--- Short problem ---
Print all entries precisely as they are written.

--- Exercise materials ---
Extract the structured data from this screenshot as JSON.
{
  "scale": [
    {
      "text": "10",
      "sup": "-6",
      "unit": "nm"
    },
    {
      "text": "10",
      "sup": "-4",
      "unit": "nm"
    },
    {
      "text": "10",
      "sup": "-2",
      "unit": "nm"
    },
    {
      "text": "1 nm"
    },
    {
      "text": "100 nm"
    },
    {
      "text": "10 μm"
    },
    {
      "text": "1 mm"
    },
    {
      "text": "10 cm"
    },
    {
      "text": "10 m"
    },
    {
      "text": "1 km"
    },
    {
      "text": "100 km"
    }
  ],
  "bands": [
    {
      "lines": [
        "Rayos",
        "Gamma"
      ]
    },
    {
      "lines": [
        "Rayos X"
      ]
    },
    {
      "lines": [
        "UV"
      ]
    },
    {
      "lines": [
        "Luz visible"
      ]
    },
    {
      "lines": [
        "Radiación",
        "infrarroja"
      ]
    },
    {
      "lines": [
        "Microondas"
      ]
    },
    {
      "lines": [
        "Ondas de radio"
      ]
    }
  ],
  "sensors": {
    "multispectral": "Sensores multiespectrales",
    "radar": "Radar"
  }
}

--- The reply ---
Extract the structured data from this screenshot as JSON.
{
  "scale": [
    {
      "text": "10",
      "sup": "-6",
      "unit": "nm"
    },
    {
      "text": "10",
      "sup": "-4",
      "unit": "nm"
    },
    {
      "text": "10",
      "sup": "-2",
      "unit": "nm"
    },
    {
      "text": "1 nm"
    },
    {
      "text": "100 nm"
    },
    {
      "text": "10 μm"
    },
    {
      "text": "1 mm"
    },
    {
      "text": "10 cm"
    },
    {
      "text": "10 m"
    },
    {
      "text": "1 km"
    },
    {
      "text": "100 km"
    }
  ],
  "bands": [
    {
      "lines": [
        "Rayos",
        "Gamma"
      ]
    },
    {
      "lines": [
        "Rayos X"
      ]
    },
    {
      "lines": [
        "UV"
      ]
    },
    {
      "lines": [
        "Luz visible"
      ]
    },
    {
      "lines": [
        "Radiación",
        "infrarroja"
      ]
    },
    {
      "lines": [
        "Microondas"
      ]
    },
    {
      "lines": [
        "Ondas de radio"
      ]
    }
  ],
  "sensors": {
    "multispectral": "Sensores multiespectrales",
    "radar": "Radar"
  }
}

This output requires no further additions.